### What is needed
Identify all lines below that hold "value" and collect them.

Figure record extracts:
[Start]
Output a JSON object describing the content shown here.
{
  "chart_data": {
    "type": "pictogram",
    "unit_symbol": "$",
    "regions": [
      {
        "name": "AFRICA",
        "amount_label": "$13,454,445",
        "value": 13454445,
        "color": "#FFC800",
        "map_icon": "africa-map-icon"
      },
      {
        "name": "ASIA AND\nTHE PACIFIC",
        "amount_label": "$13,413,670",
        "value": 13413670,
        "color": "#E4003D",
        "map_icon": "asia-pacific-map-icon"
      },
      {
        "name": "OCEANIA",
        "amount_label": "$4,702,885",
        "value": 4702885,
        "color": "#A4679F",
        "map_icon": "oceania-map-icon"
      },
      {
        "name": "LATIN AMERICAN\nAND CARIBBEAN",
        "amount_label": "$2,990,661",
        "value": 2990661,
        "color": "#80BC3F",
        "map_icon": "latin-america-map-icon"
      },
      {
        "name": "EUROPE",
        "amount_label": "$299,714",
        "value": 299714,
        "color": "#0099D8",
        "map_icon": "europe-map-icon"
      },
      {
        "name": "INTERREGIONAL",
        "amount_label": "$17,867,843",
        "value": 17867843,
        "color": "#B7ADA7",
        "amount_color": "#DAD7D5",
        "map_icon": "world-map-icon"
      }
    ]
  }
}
[End]
### Response for this exercise
        "value": 13454445,
        "value": 13413670,
        "value": 4702885,
        "value": 2990661,
        "value": 299714,
        "value": 17867843,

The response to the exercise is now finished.